▶ TASK GOAL: Restate the listing below word for word, omitting any images.
***** PROVIDED DATA
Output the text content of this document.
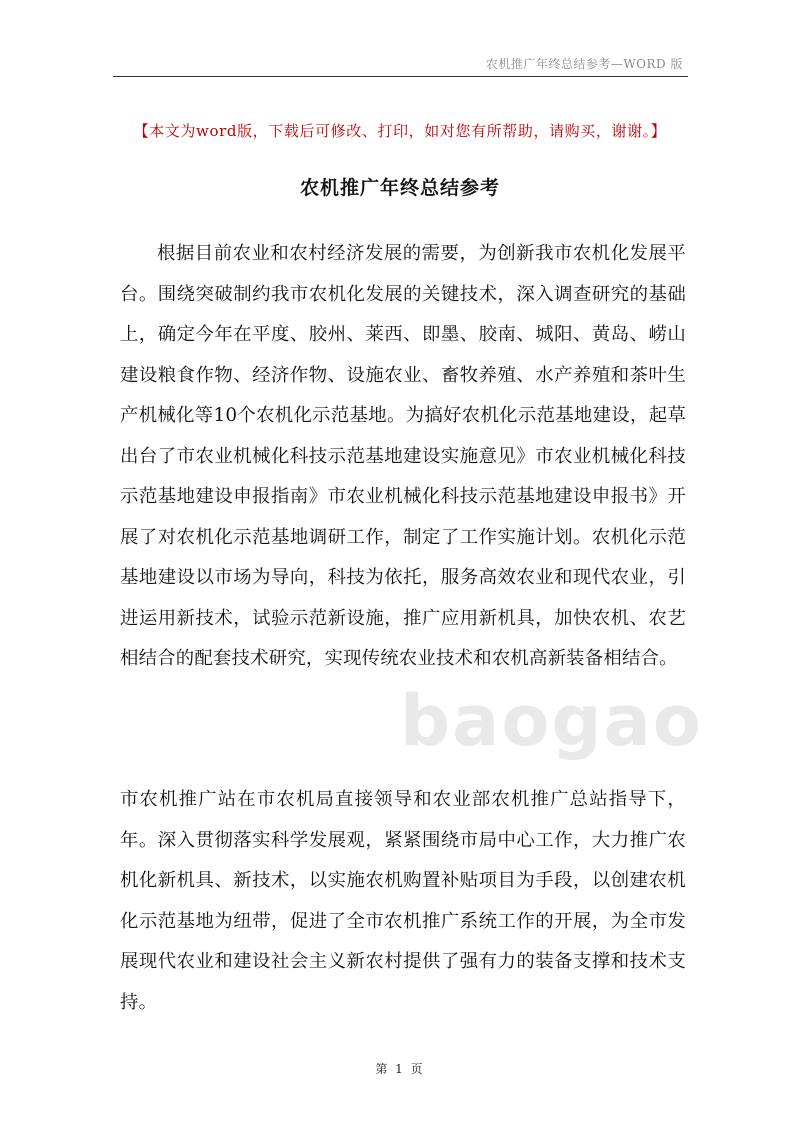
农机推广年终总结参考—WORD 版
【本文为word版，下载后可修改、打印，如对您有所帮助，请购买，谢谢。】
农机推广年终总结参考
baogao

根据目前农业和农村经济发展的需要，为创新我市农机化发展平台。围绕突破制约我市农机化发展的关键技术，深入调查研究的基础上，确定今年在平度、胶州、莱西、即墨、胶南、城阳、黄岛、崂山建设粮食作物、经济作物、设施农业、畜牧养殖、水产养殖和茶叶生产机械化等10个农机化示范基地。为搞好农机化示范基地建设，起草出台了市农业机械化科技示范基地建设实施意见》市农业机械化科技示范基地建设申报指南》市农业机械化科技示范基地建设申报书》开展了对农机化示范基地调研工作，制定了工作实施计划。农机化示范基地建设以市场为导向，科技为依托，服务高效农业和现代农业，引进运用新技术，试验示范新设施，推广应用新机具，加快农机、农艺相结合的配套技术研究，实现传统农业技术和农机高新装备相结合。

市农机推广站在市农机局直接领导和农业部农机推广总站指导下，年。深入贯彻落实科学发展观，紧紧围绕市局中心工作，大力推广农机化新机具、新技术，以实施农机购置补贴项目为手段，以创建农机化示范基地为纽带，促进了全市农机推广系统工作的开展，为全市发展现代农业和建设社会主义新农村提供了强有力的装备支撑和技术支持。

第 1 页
**********
▶ EXERCISE RESULT:
Output the text content of this document.
农机推广年终总结参考—WORD 版
【本文为word版，下载后可修改、打印，如对您有所帮助，请购买，谢谢。】
农机推广年终总结参考
baogao

根据目前农业和农村经济发展的需要，为创新我市农机化发展平台。围绕突破制约我市农机化发展的关键技术，深入调查研究的基础上，确定今年在平度、胶州、莱西、即墨、胶南、城阳、黄岛、崂山建设粮食作物、经济作物、设施农业、畜牧养殖、水产养殖和茶叶生产机械化等10个农机化示范基地。为搞好农机化示范基地建设，起草出台了市农业机械化科技示范基地建设实施意见》市农业机械化科技示范基地建设申报指南》市农业机械化科技示范基地建设申报书》开展了对农机化示范基地调研工作，制定了工作实施计划。农机化示范基地建设以市场为导向，科技为依托，服务高效农业和现代农业，引进运用新技术，试验示范新设施，推广应用新机具，加快农机、农艺相结合的配套技术研究，实现传统农业技术和农机高新装备相结合。

市农机推广站在市农机局直接领导和农业部农机推广总站指导下，年。深入贯彻落实科学发展观，紧紧围绕市局中心工作，大力推广农机化新机具、新技术，以实施农机购置补贴项目为手段，以创建农机化示范基地为纽带，促进了全市农机推广系统工作的开展，为全市发展现代农业和建设社会主义新农村提供了强有力的装备支撑和技术支持。

第 1 页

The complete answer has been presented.